*** Given records

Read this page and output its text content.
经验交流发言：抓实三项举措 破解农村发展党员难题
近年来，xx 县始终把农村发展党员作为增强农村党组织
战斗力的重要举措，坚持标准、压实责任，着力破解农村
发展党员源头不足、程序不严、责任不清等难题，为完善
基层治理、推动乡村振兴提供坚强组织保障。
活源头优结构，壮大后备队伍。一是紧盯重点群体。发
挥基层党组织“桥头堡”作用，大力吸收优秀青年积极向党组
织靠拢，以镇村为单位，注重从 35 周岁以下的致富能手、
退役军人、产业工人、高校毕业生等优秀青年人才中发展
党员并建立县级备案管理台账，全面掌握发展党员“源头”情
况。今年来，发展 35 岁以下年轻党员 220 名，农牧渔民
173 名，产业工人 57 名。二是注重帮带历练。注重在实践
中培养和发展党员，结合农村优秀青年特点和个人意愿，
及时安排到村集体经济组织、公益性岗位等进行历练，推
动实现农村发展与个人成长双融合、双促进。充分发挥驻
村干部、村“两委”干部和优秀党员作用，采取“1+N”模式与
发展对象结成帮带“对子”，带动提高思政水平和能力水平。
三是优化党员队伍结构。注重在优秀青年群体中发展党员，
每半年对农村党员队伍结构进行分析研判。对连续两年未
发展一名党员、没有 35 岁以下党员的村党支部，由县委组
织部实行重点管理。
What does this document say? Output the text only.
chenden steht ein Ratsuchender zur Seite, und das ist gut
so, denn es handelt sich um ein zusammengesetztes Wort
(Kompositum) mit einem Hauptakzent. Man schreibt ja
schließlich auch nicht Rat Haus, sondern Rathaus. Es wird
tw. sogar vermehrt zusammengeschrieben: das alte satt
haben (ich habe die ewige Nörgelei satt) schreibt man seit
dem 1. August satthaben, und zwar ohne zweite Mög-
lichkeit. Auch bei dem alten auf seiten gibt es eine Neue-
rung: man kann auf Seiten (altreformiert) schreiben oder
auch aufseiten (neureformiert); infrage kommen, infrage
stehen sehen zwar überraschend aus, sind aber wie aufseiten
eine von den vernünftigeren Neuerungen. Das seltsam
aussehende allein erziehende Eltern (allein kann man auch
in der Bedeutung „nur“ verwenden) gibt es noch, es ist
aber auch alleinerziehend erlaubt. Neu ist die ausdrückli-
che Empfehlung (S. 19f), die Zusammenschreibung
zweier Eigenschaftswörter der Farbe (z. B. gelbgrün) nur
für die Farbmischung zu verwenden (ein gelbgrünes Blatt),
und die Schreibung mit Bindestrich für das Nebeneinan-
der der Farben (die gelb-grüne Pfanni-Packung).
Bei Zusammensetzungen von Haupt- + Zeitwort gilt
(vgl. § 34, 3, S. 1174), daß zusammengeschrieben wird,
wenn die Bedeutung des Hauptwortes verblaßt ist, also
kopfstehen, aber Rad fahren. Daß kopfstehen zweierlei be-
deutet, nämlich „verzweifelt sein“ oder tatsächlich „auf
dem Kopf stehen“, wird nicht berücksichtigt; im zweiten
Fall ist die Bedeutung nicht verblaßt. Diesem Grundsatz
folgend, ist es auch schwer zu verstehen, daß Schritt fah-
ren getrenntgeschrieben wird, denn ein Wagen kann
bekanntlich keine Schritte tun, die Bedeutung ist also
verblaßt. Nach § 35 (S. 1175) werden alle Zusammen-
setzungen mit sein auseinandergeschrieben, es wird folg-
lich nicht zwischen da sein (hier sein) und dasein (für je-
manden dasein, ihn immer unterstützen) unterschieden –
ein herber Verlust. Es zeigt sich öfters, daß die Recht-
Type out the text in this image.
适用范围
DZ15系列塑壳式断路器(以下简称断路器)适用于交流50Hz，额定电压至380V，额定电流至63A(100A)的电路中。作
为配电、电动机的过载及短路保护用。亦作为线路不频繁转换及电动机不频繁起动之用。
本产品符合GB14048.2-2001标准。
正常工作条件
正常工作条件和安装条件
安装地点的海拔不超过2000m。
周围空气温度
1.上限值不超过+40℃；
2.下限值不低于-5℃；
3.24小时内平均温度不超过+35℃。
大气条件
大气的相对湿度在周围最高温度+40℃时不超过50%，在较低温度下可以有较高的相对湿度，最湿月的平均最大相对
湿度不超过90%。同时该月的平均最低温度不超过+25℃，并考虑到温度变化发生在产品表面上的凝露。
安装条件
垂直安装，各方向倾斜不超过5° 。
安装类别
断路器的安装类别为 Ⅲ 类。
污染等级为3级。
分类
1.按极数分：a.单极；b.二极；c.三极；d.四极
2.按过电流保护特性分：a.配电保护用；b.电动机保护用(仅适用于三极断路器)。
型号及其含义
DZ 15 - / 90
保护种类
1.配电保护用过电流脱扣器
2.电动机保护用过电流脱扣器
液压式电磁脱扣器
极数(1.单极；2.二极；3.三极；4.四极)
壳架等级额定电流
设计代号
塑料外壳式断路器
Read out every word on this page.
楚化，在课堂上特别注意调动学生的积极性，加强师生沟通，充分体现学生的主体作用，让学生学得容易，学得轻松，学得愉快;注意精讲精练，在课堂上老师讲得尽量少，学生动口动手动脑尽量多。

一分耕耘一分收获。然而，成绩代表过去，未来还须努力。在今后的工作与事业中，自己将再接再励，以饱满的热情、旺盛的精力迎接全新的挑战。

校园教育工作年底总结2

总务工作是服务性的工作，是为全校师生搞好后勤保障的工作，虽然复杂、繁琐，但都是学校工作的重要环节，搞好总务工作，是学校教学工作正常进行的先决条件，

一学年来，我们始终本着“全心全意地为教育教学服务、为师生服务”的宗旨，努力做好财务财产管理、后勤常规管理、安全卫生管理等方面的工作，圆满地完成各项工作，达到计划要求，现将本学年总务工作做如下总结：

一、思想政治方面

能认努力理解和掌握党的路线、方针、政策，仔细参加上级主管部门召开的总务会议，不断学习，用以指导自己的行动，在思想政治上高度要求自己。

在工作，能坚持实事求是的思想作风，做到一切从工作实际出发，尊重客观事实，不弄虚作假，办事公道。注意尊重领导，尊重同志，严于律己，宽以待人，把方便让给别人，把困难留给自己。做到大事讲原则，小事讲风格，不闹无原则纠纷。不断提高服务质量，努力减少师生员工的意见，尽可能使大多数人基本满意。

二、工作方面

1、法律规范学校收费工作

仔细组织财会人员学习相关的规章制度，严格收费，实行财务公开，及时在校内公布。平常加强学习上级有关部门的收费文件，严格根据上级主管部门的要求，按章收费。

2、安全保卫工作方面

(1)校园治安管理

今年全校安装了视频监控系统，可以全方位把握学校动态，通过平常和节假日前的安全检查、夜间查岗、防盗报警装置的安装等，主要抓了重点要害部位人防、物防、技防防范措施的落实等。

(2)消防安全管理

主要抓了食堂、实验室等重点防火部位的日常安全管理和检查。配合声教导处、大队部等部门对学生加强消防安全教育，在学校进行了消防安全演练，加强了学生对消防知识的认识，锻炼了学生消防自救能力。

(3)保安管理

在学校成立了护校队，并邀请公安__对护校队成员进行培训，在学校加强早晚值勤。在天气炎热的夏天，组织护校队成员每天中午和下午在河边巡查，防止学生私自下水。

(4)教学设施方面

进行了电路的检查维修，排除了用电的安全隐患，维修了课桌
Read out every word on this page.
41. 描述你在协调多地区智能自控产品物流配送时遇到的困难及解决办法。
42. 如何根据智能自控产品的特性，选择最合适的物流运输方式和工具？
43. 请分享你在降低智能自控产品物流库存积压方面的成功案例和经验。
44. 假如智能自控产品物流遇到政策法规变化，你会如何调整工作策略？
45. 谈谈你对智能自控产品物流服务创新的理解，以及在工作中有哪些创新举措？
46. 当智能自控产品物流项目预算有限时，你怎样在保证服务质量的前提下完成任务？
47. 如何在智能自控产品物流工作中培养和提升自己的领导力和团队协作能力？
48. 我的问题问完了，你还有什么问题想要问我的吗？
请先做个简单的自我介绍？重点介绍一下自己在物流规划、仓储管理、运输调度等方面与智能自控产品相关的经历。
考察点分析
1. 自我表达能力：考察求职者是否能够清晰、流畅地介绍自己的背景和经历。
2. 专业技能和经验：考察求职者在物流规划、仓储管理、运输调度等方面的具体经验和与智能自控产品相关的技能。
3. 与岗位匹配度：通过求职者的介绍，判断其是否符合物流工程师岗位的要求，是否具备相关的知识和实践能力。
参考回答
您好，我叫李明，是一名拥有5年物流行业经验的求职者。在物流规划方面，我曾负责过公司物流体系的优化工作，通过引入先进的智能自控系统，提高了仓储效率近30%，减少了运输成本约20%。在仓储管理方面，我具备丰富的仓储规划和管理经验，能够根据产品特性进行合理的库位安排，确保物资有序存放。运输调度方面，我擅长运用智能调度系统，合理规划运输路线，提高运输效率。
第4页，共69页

******

Filter the listing above for the string "wird" and copy every matching line.

schließlich auch nicht Rat Haus, sondern Rathaus. Es wird
(vgl. § 34, 3, S. 1174), daß zusammengeschrieben wird,
dem Kopf stehen“, wird nicht berücksichtigt; im zweiten
ren getrenntgeschrieben wird, denn ein Wagen kann
setzungen mit sein auseinandergeschrieben, es wird folg-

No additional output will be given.